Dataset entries
○ ○ ○ ○ ○
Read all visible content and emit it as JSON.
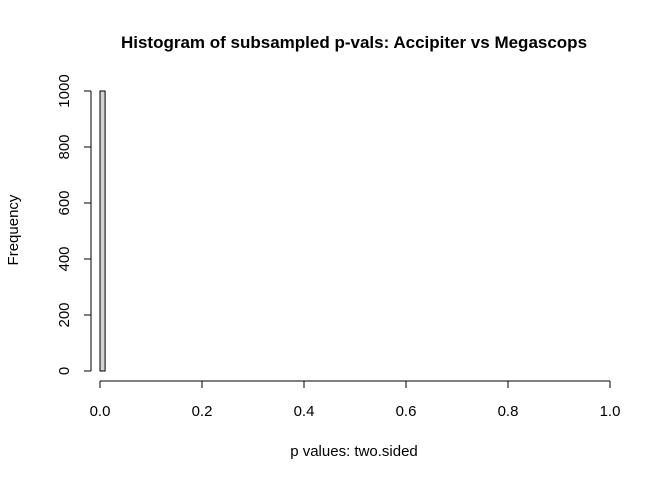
{
  "chart_data": {
    "type": "bar",
    "title": "Histogram of subsampled p-vals: Accipiter vs Megascops",
    "xlabel": "p values: two.sided",
    "ylabel": "Frequency",
    "xlim": [
      0,
      1
    ],
    "ylim": [
      0,
      1000
    ],
    "x_ticks": [
      "0.0",
      "0.2",
      "0.4",
      "0.6",
      "0.8",
      "1.0"
    ],
    "y_ticks": [
      "0",
      "200",
      "400",
      "600",
      "800",
      "1000"
    ],
    "bin_width": 0.01,
    "bins": [
      {
        "start": 0.0,
        "end": 0.01,
        "count": 1000
      }
    ],
    "grid": false,
    "legend": "none",
    "bar_color": "#d3d3d3"
  }
}
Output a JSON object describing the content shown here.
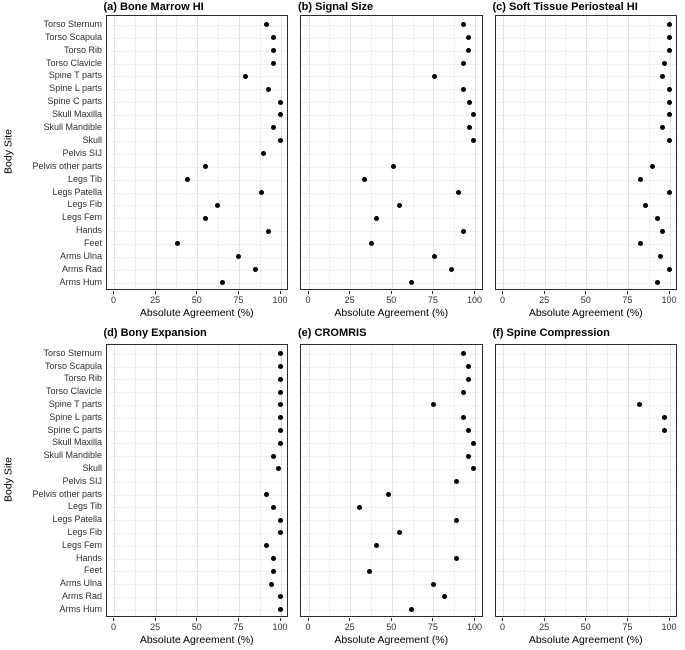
○ ○ ○ ○ ○
[WHAT IS NEEDED] Scan the material for lines with the word "content", and copy each line you find.

[FINAL RESULT]
Read all visible content and emit it as JSON.
Output a JSON object describing the content shown here.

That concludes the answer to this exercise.